§ Problem description
Go through the entries below, tally each line with the string "June", and give the final number by itself.

++++ Input rows

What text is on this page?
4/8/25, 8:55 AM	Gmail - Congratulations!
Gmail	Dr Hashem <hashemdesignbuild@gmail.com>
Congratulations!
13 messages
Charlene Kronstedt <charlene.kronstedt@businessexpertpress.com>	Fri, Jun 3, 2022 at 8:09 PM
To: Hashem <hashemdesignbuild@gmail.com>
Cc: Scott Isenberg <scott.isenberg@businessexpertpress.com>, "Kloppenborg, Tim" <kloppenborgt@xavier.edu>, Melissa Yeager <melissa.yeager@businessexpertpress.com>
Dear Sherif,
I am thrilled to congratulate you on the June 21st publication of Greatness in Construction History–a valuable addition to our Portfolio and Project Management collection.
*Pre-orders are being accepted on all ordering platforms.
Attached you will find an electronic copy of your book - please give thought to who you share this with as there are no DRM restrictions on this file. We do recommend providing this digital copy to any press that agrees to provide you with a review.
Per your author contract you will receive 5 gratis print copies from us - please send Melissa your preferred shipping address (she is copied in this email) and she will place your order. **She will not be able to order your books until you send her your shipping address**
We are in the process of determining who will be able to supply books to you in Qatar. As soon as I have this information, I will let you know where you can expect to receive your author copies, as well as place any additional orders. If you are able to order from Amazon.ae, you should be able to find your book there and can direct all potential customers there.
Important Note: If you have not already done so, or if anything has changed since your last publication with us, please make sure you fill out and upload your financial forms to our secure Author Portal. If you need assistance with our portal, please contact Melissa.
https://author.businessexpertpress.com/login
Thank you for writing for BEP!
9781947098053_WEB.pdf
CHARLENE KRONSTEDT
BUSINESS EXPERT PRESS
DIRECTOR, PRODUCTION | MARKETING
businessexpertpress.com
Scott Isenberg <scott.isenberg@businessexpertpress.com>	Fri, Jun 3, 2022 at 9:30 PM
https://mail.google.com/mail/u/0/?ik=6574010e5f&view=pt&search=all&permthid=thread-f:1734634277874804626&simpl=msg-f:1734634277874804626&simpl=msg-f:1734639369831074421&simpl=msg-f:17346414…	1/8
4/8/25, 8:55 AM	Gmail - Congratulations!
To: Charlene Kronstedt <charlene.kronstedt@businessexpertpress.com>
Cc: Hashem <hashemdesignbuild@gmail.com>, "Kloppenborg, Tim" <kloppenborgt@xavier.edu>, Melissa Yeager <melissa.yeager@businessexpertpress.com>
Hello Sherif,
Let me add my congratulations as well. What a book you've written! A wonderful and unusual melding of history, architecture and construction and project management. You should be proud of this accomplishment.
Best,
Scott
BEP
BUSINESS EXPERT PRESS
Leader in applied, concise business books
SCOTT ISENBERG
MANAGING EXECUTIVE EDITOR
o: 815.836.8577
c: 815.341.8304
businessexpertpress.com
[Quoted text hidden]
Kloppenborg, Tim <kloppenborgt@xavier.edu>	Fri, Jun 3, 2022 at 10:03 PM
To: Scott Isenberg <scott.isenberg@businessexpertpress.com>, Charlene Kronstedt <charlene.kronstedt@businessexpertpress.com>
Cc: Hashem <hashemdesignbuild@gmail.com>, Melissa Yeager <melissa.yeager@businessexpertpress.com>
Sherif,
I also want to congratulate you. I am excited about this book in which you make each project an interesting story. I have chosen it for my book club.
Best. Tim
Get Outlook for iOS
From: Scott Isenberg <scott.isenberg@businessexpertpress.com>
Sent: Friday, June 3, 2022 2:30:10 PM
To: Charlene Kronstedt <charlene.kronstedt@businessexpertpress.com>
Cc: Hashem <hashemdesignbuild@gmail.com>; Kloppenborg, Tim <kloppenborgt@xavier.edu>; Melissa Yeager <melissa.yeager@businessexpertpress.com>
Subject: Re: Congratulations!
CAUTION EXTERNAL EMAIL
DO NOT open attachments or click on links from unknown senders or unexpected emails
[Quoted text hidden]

++++++++

§ The reply
2